## Brief:
Extract all lines containing "normas".

## Source material:
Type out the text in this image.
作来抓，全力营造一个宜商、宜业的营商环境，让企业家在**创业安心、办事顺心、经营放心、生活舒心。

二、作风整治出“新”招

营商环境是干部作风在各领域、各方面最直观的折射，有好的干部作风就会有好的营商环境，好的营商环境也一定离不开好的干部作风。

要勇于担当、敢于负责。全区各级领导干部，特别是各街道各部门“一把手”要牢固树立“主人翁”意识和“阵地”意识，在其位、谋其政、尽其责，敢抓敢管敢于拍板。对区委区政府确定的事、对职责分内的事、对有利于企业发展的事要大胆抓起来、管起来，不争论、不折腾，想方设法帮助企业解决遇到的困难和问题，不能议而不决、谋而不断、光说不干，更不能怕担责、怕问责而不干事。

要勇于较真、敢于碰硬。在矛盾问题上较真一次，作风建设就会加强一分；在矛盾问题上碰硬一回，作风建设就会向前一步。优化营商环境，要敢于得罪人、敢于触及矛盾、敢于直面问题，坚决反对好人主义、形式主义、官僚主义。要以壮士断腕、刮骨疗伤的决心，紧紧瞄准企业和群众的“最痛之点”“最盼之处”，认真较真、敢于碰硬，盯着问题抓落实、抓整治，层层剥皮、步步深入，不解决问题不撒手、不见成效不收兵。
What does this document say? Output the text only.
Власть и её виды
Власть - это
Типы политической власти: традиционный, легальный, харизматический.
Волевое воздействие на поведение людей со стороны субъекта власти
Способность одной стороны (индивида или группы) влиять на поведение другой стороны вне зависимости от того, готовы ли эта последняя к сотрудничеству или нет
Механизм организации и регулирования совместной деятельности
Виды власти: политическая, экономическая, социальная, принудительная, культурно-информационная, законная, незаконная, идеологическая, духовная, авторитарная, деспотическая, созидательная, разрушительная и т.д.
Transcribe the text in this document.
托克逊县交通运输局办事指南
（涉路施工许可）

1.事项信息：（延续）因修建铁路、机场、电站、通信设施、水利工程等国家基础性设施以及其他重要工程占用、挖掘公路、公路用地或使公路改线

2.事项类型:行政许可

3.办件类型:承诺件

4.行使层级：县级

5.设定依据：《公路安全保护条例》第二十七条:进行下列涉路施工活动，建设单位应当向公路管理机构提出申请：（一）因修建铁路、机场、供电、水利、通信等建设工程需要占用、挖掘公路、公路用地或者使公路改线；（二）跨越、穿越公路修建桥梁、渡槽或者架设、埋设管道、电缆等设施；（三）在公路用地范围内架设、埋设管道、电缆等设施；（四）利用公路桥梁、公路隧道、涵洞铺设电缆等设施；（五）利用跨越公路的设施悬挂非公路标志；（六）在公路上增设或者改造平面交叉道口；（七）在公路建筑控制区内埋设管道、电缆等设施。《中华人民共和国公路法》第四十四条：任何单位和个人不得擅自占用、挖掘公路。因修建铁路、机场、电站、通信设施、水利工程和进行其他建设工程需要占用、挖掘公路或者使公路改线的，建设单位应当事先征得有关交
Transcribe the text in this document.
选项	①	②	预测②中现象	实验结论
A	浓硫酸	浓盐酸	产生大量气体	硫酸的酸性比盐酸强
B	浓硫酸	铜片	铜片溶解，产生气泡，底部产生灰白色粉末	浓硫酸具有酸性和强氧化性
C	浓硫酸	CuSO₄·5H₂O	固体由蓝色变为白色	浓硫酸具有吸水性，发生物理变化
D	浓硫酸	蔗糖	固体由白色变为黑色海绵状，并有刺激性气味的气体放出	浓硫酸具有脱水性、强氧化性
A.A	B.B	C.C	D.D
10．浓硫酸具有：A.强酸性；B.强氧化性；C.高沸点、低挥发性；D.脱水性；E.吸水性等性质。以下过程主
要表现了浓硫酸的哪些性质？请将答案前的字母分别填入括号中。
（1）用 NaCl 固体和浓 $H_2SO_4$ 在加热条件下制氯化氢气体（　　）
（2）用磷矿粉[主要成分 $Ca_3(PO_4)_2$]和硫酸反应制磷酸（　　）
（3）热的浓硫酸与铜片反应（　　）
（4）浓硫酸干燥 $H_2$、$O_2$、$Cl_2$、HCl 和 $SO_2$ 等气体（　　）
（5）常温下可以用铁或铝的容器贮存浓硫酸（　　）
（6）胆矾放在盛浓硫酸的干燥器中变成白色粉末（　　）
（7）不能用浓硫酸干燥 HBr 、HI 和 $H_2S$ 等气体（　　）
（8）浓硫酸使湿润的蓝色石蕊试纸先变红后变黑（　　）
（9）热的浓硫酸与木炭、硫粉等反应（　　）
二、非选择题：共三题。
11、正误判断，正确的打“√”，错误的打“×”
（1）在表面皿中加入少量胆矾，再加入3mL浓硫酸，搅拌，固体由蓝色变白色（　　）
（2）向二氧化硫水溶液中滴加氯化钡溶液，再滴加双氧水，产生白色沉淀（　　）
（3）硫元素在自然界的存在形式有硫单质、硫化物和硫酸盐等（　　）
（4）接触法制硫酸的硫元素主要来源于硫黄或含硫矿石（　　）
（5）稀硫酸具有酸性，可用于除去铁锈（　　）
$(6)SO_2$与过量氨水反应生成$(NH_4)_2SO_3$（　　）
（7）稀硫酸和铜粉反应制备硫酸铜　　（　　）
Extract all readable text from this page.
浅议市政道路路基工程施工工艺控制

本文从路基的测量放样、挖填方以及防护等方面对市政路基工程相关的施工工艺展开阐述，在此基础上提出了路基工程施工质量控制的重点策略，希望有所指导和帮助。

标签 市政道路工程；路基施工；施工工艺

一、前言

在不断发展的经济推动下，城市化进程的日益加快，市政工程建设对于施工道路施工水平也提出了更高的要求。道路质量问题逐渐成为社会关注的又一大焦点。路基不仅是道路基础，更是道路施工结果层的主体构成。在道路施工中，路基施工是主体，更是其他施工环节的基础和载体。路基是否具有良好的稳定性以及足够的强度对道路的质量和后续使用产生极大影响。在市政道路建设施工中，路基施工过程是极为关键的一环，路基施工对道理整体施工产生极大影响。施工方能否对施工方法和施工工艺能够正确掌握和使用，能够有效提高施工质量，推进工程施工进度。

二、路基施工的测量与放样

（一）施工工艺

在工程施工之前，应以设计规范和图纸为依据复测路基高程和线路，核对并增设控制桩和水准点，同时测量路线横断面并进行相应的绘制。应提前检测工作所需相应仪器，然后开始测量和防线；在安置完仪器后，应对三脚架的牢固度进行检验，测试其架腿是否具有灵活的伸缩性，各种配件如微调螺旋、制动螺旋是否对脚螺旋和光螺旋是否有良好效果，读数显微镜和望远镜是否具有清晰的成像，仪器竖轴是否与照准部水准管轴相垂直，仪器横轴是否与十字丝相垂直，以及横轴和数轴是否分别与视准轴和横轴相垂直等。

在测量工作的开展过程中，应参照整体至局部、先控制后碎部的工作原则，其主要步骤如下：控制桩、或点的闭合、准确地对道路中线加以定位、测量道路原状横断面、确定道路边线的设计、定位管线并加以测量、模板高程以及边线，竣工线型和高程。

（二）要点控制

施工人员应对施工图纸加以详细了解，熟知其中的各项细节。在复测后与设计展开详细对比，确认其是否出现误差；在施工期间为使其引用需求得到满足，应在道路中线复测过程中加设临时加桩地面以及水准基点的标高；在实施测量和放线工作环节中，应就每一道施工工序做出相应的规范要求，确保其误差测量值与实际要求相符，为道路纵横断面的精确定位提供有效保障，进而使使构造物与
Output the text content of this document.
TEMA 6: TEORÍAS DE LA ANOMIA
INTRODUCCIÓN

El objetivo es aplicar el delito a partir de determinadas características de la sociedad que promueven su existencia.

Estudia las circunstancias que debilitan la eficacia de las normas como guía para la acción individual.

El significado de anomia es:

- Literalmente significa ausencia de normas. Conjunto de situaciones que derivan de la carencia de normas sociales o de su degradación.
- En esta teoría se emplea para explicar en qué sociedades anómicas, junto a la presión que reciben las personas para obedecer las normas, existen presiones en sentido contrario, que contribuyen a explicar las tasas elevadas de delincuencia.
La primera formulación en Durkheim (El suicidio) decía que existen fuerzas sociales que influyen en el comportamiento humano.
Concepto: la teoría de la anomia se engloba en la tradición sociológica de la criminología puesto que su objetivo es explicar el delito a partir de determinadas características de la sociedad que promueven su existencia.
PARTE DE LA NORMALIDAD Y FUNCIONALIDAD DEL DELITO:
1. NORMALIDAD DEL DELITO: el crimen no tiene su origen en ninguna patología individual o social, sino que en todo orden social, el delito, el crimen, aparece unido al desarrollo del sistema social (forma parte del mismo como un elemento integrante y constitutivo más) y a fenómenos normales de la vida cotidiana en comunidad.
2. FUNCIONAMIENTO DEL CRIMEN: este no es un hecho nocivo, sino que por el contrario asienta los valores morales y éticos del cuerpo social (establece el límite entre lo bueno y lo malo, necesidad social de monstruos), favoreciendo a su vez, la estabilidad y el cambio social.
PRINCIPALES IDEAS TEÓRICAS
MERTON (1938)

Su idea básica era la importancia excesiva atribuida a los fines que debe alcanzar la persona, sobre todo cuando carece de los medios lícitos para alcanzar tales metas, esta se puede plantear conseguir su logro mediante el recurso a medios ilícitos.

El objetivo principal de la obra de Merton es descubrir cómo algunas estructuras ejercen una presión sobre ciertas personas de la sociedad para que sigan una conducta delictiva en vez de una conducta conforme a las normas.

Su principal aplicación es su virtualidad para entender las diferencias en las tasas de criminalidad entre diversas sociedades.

## Exercise solution:
Estudia las circunstancias que debilitan la eficacia de las normas como guía para la acción individual.
- Literalmente significa ausencia de normas. Conjunto de situaciones que derivan de la carencia de normas sociales o de su degradación.
- En esta teoría se emplea para explicar en qué sociedades anómicas, junto a la presión que reciben las personas para obedecer las normas, existen presiones en sentido contrario, que contribuyen a explicar las tasas elevadas de delincuencia.
El objetivo principal de la obra de Merton es descubrir cómo algunas estructuras ejercen una presión sobre ciertas personas de la sociedad para que sigan una conducta delictiva en vez de una conducta conforme a las normas.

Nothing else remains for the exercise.